In the entries below, find the lines with the word "text" and copy them.

+ + + + +

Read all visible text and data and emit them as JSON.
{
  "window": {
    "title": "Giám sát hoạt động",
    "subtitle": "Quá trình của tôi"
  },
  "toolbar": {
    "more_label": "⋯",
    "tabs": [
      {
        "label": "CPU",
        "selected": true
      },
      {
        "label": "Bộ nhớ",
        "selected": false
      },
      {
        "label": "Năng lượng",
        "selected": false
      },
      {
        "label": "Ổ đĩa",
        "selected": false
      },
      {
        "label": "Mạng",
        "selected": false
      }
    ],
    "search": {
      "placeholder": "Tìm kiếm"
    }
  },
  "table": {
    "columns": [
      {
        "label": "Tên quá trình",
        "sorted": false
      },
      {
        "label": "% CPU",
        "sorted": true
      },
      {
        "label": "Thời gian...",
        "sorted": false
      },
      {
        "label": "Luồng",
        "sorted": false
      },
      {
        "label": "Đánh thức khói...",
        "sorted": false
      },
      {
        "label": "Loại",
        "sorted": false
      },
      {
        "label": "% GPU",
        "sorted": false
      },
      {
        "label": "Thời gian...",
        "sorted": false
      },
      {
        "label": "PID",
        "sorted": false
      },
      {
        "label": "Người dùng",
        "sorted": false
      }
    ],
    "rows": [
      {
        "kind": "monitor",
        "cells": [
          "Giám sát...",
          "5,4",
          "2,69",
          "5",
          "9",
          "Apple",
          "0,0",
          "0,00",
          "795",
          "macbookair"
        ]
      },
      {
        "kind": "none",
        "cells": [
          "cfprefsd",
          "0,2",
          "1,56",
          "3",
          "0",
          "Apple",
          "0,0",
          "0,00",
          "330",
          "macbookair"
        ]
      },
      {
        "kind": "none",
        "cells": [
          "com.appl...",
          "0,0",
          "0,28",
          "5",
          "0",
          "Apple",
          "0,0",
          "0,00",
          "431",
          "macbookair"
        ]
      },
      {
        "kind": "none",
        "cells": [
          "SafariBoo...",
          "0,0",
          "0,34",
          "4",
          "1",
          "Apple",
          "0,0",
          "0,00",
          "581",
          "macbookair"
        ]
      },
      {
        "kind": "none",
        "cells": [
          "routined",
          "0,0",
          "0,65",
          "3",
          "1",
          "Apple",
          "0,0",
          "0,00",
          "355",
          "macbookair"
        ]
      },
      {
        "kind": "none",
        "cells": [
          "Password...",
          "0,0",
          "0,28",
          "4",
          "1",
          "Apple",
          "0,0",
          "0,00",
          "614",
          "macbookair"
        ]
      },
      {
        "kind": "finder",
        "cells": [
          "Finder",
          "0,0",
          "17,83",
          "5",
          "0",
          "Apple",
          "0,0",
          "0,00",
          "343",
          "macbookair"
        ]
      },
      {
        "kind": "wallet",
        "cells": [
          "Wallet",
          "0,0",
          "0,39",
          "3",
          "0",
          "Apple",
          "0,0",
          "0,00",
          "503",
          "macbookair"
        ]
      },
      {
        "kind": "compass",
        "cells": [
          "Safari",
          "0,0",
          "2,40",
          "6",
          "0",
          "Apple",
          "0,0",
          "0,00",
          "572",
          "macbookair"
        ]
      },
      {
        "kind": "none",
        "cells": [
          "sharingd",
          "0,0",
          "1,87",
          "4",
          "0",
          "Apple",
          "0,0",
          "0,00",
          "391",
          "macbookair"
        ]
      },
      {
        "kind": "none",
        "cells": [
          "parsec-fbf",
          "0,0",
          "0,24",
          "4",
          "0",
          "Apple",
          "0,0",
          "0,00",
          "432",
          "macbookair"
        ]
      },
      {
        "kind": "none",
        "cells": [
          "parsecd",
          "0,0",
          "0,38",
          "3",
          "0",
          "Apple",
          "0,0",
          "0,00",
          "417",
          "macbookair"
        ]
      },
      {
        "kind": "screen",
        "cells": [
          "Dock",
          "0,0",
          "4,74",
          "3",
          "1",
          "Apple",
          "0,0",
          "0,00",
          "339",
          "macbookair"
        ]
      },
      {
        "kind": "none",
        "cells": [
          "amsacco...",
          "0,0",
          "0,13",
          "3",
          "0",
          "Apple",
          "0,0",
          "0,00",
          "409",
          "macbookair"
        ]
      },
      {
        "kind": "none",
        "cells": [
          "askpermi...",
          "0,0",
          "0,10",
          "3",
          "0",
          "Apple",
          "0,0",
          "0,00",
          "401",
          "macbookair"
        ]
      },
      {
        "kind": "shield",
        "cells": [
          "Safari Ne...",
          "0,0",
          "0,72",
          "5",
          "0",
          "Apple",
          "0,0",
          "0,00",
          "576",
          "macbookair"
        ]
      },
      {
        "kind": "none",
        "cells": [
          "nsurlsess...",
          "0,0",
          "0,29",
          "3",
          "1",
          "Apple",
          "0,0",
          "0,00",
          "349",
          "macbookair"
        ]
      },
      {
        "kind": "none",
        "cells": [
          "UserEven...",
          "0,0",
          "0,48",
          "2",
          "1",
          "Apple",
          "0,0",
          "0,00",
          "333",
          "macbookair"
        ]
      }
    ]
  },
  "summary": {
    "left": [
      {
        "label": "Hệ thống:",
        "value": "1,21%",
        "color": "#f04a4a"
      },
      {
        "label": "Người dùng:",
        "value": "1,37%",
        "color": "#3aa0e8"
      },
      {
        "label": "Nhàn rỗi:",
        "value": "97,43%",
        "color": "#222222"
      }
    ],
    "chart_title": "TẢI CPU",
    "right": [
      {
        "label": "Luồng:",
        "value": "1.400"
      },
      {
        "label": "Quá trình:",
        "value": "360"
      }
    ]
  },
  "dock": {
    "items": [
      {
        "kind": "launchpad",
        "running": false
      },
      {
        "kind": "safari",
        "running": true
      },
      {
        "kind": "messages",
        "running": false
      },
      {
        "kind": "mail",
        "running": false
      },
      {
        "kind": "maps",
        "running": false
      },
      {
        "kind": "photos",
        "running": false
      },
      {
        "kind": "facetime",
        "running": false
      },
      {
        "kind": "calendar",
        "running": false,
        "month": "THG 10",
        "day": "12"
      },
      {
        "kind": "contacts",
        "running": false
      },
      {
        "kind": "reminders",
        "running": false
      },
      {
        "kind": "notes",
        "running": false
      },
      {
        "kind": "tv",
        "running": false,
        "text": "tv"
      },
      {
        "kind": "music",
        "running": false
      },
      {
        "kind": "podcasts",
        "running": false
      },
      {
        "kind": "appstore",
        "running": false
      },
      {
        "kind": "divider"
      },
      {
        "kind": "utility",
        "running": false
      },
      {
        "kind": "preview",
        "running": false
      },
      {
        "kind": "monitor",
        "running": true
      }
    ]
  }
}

+ + + + +

Written response:
Read all visible text and data and emit them as JSON.
        "text": "tv"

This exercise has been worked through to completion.